AIM —
In the entries that follow, count each line containing "type" and state the total, nothing more.

RECORD LIST —
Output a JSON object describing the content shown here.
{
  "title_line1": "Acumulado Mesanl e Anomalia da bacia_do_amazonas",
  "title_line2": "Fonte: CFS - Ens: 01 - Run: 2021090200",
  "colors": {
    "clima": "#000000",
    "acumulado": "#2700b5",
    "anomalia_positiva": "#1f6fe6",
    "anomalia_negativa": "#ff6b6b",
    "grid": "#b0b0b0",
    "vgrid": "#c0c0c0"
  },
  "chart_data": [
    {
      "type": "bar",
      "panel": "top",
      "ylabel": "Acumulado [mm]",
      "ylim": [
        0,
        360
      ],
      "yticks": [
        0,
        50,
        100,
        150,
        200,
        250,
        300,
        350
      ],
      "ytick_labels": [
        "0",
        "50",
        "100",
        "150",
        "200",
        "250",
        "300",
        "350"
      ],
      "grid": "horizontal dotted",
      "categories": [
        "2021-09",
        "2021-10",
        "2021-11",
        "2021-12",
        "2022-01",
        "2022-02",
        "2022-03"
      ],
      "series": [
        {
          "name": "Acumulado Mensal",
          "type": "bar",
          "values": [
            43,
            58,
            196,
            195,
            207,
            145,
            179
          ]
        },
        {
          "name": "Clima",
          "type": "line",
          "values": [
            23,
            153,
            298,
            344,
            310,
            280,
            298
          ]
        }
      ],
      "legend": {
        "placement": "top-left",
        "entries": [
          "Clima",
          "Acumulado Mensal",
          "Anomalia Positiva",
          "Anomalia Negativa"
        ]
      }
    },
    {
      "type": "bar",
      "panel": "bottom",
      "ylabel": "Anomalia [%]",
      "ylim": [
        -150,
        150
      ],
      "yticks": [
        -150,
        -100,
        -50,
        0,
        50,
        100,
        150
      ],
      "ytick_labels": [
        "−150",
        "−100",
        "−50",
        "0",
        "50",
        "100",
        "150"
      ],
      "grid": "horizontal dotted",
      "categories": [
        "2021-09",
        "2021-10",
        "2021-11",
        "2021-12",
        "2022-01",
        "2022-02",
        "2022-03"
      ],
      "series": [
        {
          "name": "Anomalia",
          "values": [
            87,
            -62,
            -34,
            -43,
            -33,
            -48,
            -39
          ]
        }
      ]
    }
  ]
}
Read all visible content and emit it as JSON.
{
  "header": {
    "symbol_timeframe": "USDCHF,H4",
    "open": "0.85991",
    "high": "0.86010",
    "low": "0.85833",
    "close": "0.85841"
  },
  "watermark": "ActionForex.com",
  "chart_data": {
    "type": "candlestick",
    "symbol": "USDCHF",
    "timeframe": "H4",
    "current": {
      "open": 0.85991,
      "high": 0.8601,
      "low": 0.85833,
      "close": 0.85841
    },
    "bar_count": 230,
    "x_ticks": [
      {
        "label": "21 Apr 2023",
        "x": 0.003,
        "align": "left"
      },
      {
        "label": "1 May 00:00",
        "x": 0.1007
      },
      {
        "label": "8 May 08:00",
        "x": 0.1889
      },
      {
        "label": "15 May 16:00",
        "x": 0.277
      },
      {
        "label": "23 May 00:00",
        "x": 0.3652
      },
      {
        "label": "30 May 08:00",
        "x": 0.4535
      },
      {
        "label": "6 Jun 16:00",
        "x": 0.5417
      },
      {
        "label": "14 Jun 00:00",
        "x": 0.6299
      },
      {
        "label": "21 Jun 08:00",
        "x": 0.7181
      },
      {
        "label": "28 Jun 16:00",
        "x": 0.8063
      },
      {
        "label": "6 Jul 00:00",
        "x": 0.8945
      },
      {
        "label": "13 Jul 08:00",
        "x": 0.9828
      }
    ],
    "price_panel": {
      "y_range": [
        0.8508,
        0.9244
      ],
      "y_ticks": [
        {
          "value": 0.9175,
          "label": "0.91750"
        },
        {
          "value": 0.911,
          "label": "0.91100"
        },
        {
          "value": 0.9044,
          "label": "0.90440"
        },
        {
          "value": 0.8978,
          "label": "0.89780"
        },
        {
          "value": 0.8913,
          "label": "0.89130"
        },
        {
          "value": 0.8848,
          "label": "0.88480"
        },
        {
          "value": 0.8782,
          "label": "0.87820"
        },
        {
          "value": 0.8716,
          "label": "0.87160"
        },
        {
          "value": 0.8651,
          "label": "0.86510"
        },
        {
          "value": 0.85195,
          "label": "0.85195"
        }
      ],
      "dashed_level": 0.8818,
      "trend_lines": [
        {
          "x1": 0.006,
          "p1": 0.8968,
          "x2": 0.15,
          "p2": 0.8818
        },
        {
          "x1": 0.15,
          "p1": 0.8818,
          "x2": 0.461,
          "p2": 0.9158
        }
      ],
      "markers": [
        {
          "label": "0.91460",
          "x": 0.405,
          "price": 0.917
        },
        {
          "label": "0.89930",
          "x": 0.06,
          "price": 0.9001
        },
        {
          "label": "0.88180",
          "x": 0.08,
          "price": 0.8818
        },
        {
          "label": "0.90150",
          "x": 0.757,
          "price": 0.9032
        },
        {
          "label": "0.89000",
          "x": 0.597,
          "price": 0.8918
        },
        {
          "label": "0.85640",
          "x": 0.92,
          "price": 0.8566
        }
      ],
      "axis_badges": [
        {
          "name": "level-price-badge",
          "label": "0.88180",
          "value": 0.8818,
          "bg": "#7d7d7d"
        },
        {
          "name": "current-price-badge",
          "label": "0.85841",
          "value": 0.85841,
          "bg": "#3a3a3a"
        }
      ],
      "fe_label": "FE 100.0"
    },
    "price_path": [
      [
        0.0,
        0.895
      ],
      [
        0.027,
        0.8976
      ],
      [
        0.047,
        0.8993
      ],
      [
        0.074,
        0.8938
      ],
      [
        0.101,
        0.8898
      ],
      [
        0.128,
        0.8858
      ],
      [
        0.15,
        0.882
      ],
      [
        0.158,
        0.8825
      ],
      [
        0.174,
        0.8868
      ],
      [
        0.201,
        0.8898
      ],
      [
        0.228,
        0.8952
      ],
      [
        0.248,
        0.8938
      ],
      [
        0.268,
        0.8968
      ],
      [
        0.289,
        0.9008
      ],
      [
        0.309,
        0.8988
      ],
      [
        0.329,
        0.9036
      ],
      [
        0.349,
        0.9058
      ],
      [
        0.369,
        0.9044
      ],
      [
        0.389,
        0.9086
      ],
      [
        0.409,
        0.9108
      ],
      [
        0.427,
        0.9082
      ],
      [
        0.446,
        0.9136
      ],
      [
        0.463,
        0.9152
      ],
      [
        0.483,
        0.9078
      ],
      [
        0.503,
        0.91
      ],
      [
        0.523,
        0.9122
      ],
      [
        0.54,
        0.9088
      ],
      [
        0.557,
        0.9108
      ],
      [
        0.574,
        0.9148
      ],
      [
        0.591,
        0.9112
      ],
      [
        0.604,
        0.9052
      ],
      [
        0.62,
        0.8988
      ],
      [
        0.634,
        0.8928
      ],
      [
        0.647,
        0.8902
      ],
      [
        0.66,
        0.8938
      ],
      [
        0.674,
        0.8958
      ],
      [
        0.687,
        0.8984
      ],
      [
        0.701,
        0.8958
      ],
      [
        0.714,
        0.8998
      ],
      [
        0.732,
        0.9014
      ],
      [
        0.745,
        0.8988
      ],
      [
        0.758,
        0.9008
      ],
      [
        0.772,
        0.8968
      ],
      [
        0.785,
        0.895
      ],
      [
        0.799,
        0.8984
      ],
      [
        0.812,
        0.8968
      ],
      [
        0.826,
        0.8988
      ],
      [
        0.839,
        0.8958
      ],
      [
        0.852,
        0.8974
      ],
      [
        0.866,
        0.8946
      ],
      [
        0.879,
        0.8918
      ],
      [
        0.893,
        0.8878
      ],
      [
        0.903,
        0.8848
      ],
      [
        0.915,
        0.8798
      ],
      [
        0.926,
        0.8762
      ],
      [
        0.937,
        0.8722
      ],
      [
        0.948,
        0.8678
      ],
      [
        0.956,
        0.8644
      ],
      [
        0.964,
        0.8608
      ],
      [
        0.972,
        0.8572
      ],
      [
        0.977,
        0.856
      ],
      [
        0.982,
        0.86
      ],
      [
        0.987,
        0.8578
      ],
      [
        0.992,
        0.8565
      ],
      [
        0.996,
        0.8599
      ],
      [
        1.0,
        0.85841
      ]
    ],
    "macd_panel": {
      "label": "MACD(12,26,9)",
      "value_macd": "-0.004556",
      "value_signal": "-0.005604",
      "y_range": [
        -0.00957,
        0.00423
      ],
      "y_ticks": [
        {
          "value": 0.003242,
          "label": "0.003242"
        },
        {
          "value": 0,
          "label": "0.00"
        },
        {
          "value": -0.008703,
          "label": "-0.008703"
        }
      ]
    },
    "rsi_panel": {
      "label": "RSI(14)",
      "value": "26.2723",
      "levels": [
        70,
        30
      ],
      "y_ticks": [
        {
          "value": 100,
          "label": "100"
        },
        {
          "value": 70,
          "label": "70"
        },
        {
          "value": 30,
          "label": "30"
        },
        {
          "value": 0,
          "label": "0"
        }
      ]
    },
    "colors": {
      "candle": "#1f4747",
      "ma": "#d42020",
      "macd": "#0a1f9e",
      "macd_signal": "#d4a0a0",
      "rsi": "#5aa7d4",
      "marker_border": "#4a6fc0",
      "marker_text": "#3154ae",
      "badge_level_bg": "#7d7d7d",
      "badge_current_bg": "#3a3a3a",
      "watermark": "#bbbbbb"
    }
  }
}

WRITTEN ANSWER —
5